• Work instruction
Everything in the records below must be repeated exactly, except the pictures.

• Data for this exercise
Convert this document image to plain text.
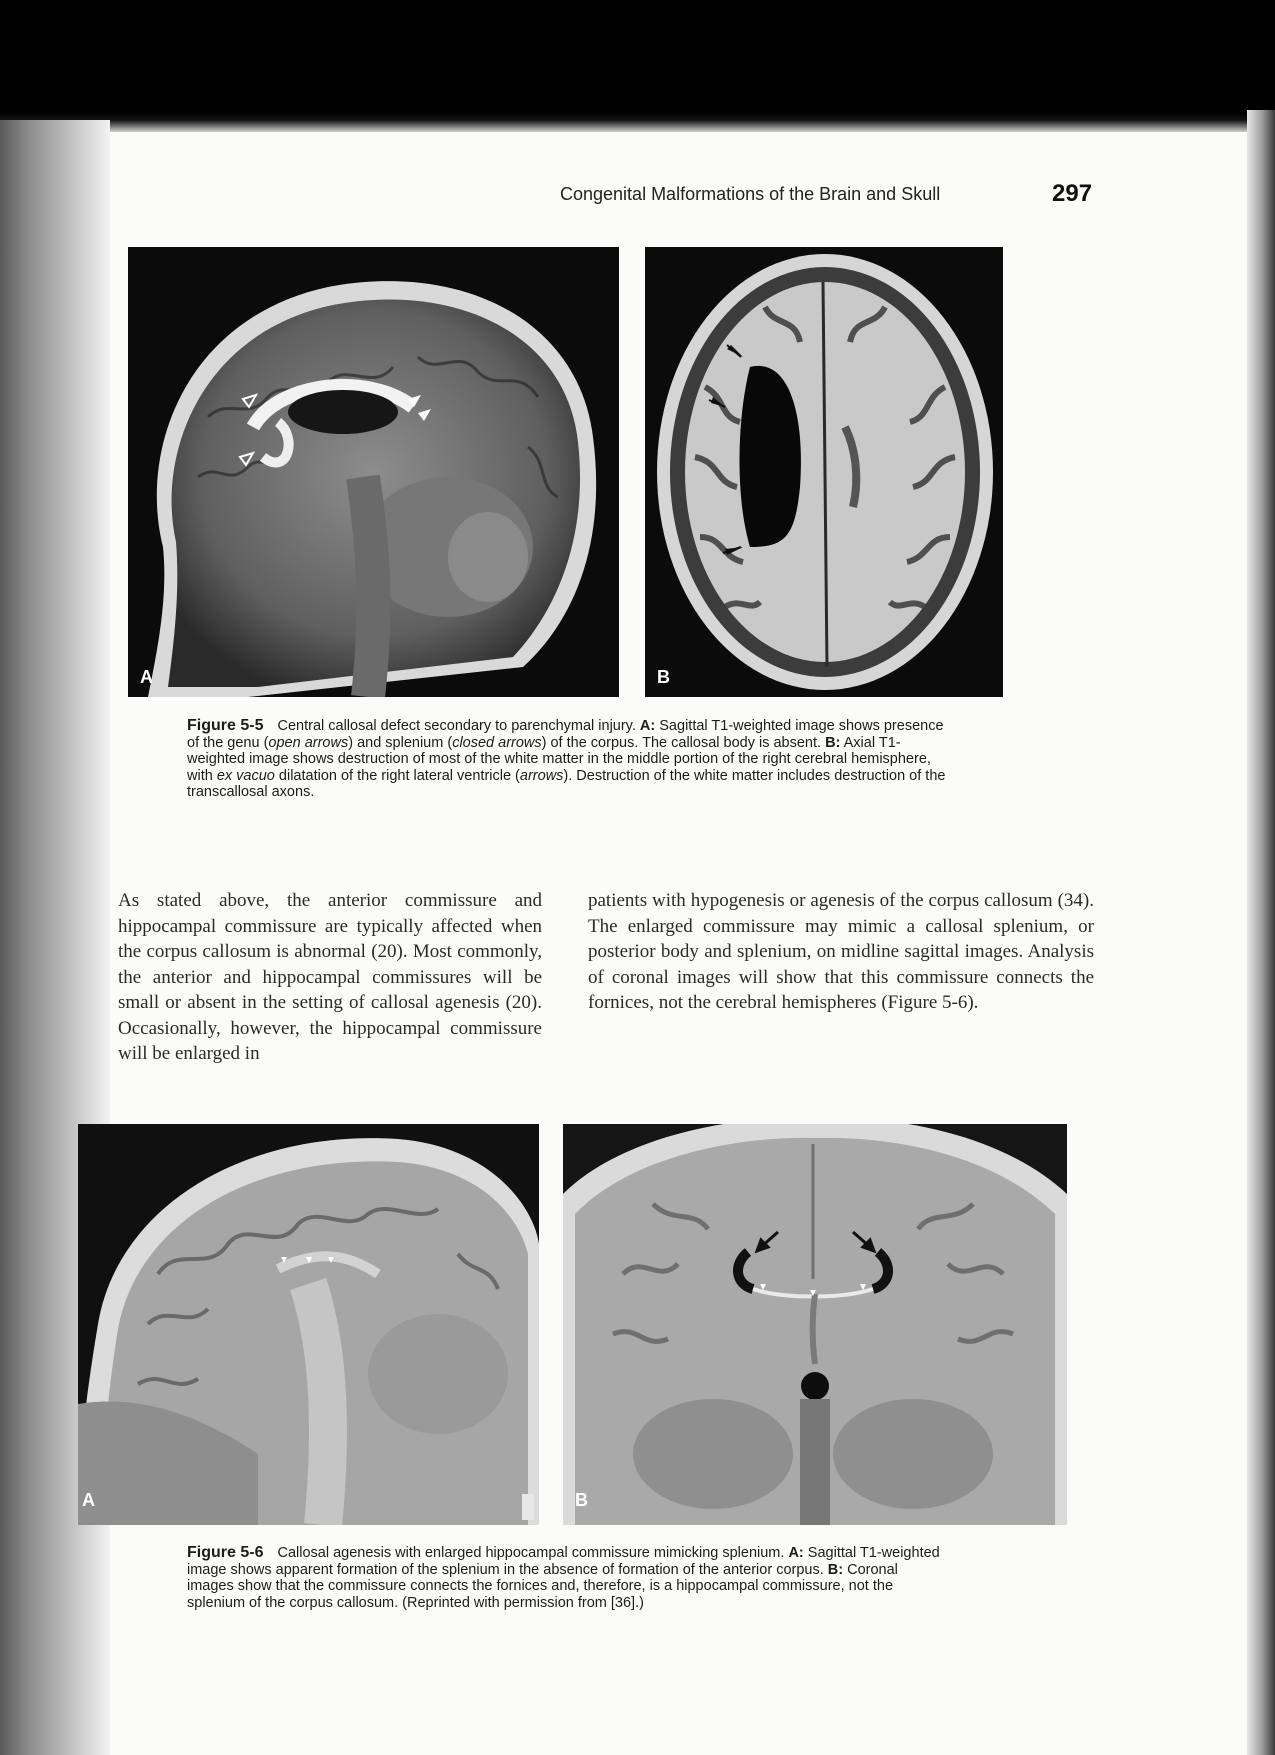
Congenital Malformations of the Brain and Skull	297
A	B
Figure 5-5 Central callosal defect secondary to parenchymal injury. A: Sagittal T1-weighted image shows presence of the genu (open arrows) and splenium (closed arrows) of the corpus. The callosal body is absent. B: Axial T1-weighted image shows destruction of most of the white matter in the middle portion of the right cerebral hemisphere, with ex vacuo dilatation of the right lateral ventricle (arrows). Destruction of the white matter includes destruction of the transcallosal axons.
As stated above, the anterior commissure and hippocampal commissure are typically affected when the corpus callosum is abnormal (20). Most commonly, the anterior and hippocampal commissures will be small or absent in the setting of callosal agenesis (20). Occasionally, however, the hippocampal commissure will be enlarged in
patients with hypogenesis or agenesis of the corpus callosum (34). The enlarged commissure may mimic a callosal splenium, or posterior body and splenium, on midline sagittal images. Analysis of coronal images will show that this commissure connects the fornices, not the cerebral hemispheres (Figure 5-6).
A	B
Figure 5-6 Callosal agenesis with enlarged hippocampal commissure mimicking splenium. A: Sagittal T1-weighted image shows apparent formation of the splenium in the absence of formation of the anterior corpus. B: Coronal images show that the commissure connects the fornices and, therefore, is a hippocampal commissure, not the splenium of the corpus callosum. (Reprinted with permission from [36].)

• Reply
Convert this document image to plain text.
Congenital Malformations of the Brain and Skull	297
A	B
Figure 5-5 Central callosal defect secondary to parenchymal injury. A: Sagittal T1-weighted image shows presence of the genu (open arrows) and splenium (closed arrows) of the corpus. The callosal body is absent. B: Axial T1-weighted image shows destruction of most of the white matter in the middle portion of the right cerebral hemisphere, with ex vacuo dilatation of the right lateral ventricle (arrows). Destruction of the white matter includes destruction of the transcallosal axons.
As stated above, the anterior commissure and hippocampal commissure are typically affected when the corpus callosum is abnormal (20). Most commonly, the anterior and hippocampal commissures will be small or absent in the setting of callosal agenesis (20). Occasionally, however, the hippocampal commissure will be enlarged in
patients with hypogenesis or agenesis of the corpus callosum (34). The enlarged commissure may mimic a callosal splenium, or posterior body and splenium, on midline sagittal images. Analysis of coronal images will show that this commissure connects the fornices, not the cerebral hemispheres (Figure 5-6).
A	B
Figure 5-6 Callosal agenesis with enlarged hippocampal commissure mimicking splenium. A: Sagittal T1-weighted image shows apparent formation of the splenium in the absence of formation of the anterior corpus. B: Coronal images show that the commissure connects the fornices and, therefore, is a hippocampal commissure, not the splenium of the corpus callosum. (Reprinted with permission from [36].)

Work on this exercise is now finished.